• [DIRECTIVE]:
The entries that follow should be written out exactly.

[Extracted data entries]
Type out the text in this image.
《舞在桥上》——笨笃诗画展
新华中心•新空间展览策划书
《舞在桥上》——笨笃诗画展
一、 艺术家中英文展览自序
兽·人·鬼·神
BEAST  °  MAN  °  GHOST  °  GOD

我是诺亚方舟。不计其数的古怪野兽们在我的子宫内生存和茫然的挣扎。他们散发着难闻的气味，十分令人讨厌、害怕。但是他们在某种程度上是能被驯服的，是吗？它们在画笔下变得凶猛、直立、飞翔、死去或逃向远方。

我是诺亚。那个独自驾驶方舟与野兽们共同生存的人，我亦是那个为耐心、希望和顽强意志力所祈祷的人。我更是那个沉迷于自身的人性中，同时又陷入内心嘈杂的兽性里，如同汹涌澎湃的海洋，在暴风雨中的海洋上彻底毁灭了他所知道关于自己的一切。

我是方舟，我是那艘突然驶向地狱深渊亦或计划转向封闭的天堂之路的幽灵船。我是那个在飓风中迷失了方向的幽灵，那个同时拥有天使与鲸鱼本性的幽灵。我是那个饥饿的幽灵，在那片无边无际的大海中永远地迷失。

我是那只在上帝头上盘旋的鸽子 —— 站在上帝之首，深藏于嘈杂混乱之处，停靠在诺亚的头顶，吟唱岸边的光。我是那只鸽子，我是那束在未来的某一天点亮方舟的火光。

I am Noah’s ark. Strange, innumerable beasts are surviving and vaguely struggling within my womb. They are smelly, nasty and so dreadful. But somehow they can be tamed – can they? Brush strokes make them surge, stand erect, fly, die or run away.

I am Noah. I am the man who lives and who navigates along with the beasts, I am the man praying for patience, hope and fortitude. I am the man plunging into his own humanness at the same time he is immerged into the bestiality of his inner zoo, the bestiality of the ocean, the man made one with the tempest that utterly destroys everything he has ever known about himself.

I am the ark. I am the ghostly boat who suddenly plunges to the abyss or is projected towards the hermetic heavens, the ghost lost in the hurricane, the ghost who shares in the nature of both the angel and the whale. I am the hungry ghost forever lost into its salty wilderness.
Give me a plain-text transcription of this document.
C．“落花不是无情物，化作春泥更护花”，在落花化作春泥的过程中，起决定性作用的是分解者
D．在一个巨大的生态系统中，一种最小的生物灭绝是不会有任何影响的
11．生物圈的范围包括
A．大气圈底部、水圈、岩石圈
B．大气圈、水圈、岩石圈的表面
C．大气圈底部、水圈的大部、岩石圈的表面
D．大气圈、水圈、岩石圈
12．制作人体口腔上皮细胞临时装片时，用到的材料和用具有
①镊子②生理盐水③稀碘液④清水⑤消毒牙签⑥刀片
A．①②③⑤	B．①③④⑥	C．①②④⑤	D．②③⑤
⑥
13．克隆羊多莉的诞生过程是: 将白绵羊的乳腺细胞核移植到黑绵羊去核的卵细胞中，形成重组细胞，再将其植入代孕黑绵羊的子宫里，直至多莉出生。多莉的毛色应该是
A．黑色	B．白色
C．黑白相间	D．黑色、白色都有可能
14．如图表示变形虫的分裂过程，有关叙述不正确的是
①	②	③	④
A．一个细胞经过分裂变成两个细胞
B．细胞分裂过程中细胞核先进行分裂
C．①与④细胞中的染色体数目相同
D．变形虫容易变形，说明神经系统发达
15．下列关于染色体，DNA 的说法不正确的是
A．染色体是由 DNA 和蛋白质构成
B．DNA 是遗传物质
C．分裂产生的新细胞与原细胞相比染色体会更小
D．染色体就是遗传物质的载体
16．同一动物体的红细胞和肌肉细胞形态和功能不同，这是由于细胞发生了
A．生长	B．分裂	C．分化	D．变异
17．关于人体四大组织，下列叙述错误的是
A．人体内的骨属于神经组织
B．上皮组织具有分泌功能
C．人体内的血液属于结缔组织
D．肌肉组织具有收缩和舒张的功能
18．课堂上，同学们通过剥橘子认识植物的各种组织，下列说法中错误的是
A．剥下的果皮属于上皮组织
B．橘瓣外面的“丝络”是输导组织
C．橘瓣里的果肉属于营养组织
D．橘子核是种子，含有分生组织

• [CORRECT OUTPUT]:
Type out the text in this image.
《舞在桥上》——笨笃诗画展
新华中心•新空间展览策划书
《舞在桥上》——笨笃诗画展
一、 艺术家中英文展览自序
兽·人·鬼·神
BEAST  °  MAN  °  GHOST  °  GOD

我是诺亚方舟。不计其数的古怪野兽们在我的子宫内生存和茫然的挣扎。他们散发着难闻的气味，十分令人讨厌、害怕。但是他们在某种程度上是能被驯服的，是吗？它们在画笔下变得凶猛、直立、飞翔、死去或逃向远方。

我是诺亚。那个独自驾驶方舟与野兽们共同生存的人，我亦是那个为耐心、希望和顽强意志力所祈祷的人。我更是那个沉迷于自身的人性中，同时又陷入内心嘈杂的兽性里，如同汹涌澎湃的海洋，在暴风雨中的海洋上彻底毁灭了他所知道关于自己的一切。

我是方舟，我是那艘突然驶向地狱深渊亦或计划转向封闭的天堂之路的幽灵船。我是那个在飓风中迷失了方向的幽灵，那个同时拥有天使与鲸鱼本性的幽灵。我是那个饥饿的幽灵，在那片无边无际的大海中永远地迷失。

我是那只在上帝头上盘旋的鸽子 —— 站在上帝之首，深藏于嘈杂混乱之处，停靠在诺亚的头顶，吟唱岸边的光。我是那只鸽子，我是那束在未来的某一天点亮方舟的火光。

I am Noah’s ark. Strange, innumerable beasts are surviving and vaguely struggling within my womb. They are smelly, nasty and so dreadful. But somehow they can be tamed – can they? Brush strokes make them surge, stand erect, fly, die or run away.

I am Noah. I am the man who lives and who navigates along with the beasts, I am the man praying for patience, hope and fortitude. I am the man plunging into his own humanness at the same time he is immerged into the bestiality of his inner zoo, the bestiality of the ocean, the man made one with the tempest that utterly destroys everything he has ever known about himself.

I am the ark. I am the ghostly boat who suddenly plunges to the abyss or is projected towards the hermetic heavens, the ghost lost in the hurricane, the ghost who shares in the nature of both the angel and the whale. I am the hungry ghost forever lost into its salty wilderness.
Give me a plain-text transcription of this document.
C．“落花不是无情物，化作春泥更护花”，在落花化作春泥的过程中，起决定性作用的是分解者
D．在一个巨大的生态系统中，一种最小的生物灭绝是不会有任何影响的
11．生物圈的范围包括
A．大气圈底部、水圈、岩石圈
B．大气圈、水圈、岩石圈的表面
C．大气圈底部、水圈的大部、岩石圈的表面
D．大气圈、水圈、岩石圈
12．制作人体口腔上皮细胞临时装片时，用到的材料和用具有
①镊子②生理盐水③稀碘液④清水⑤消毒牙签⑥刀片
A．①②③⑤	B．①③④⑥	C．①②④⑤	D．②③⑤
⑥
13．克隆羊多莉的诞生过程是: 将白绵羊的乳腺细胞核移植到黑绵羊去核的卵细胞中，形成重组细胞，再将其植入代孕黑绵羊的子宫里，直至多莉出生。多莉的毛色应该是
A．黑色	B．白色
C．黑白相间	D．黑色、白色都有可能
14．如图表示变形虫的分裂过程，有关叙述不正确的是
①	②	③	④
A．一个细胞经过分裂变成两个细胞
B．细胞分裂过程中细胞核先进行分裂
C．①与④细胞中的染色体数目相同
D．变形虫容易变形，说明神经系统发达
15．下列关于染色体，DNA 的说法不正确的是
A．染色体是由 DNA 和蛋白质构成
B．DNA 是遗传物质
C．分裂产生的新细胞与原细胞相比染色体会更小
D．染色体就是遗传物质的载体
16．同一动物体的红细胞和肌肉细胞形态和功能不同，这是由于细胞发生了
A．生长	B．分裂	C．分化	D．变异
17．关于人体四大组织，下列叙述错误的是
A．人体内的骨属于神经组织
B．上皮组织具有分泌功能
C．人体内的血液属于结缔组织
D．肌肉组织具有收缩和舒张的功能
18．课堂上，同学们通过剥橘子认识植物的各种组织，下列说法中错误的是
A．剥下的果皮属于上皮组织
B．橘瓣外面的“丝络”是输导组织
C．橘瓣里的果肉属于营养组织
D．橘子核是种子，含有分生组织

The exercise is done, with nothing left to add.